→ **PROBLEM**:
Exclude the pictures and reproduce the remaining data exactly as written.

→ **INPUT FOR THIS TASK**:
※

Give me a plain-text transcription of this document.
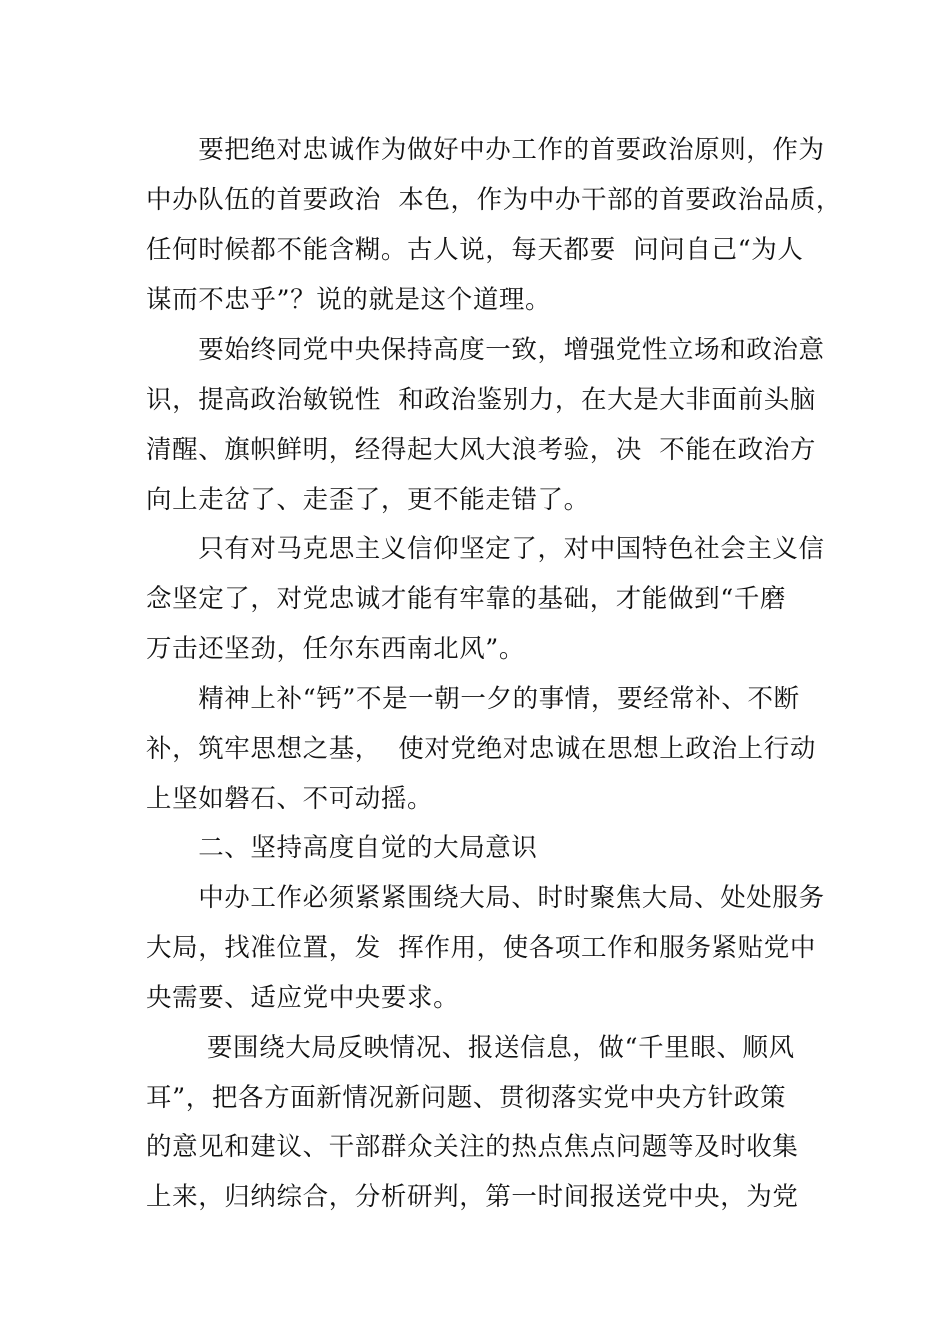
　　要把绝对忠诚作为做好中办工作的首要政治原则，作为
中办队伍的首要政治  本色，作为中办干部的首要政治品质，
任何时候都不能含糊。古人说，每天都要  问问自己“为人
谋而不忠乎”？说的就是这个道理。
　　要始终同党中央保持高度一致，增强党性立场和政治意
识，提高政治敏锐性  和政治鉴别力，在大是大非面前头脑
清醒、旗帜鲜明，经得起大风大浪考验，决  不能在政治方
向上走岔了、走歪了，更不能走错了。
　　只有对马克思主义信仰坚定了，对中国特色社会主义信
念坚定了，对党忠诚才能有牢靠的基础，才能做到“千磨
万击还坚劲，任尔东西南北风”。
　　精神上补“钙”不是一朝一夕的事情，要经常补、不断
补，筑牢思想之基，  使对党绝对忠诚在思想上政治上行动
上坚如磐石、不可动摇。
　　二、坚持高度自觉的大局意识
　　中办工作必须紧紧围绕大局、时时聚焦大局、处处服务
大局，找准位置，发  挥作用，使各项工作和服务紧贴党中
央需要、适应党中央要求。
　　 要围绕大局反映情况、报送信息，做“千里眼、顺风
耳”，把各方面新情况新问题、贯彻落实党中央方针政策
的意见和建议、干部群众关注的热点焦点问题等及时收集
上来，归纳综合，分析研判，第一时间报送党中央，为党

※

→ **OUTPUT BELOW**:
Give me a plain-text transcription of this document.
　　要把绝对忠诚作为做好中办工作的首要政治原则，作为
中办队伍的首要政治  本色，作为中办干部的首要政治品质，
任何时候都不能含糊。古人说，每天都要  问问自己“为人
谋而不忠乎”？说的就是这个道理。
　　要始终同党中央保持高度一致，增强党性立场和政治意
识，提高政治敏锐性  和政治鉴别力，在大是大非面前头脑
清醒、旗帜鲜明，经得起大风大浪考验，决  不能在政治方
向上走岔了、走歪了，更不能走错了。
　　只有对马克思主义信仰坚定了，对中国特色社会主义信
念坚定了，对党忠诚才能有牢靠的基础，才能做到“千磨
万击还坚劲，任尔东西南北风”。
　　精神上补“钙”不是一朝一夕的事情，要经常补、不断
补，筑牢思想之基，  使对党绝对忠诚在思想上政治上行动
上坚如磐石、不可动摇。
　　二、坚持高度自觉的大局意识
　　中办工作必须紧紧围绕大局、时时聚焦大局、处处服务
大局，找准位置，发  挥作用，使各项工作和服务紧贴党中
央需要、适应党中央要求。
　　 要围绕大局反映情况、报送信息，做“千里眼、顺风
耳”，把各方面新情况新问题、贯彻落实党中央方针政策
的意见和建议、干部群众关注的热点焦点问题等及时收集
上来，归纳综合，分析研判，第一时间报送党中央，为党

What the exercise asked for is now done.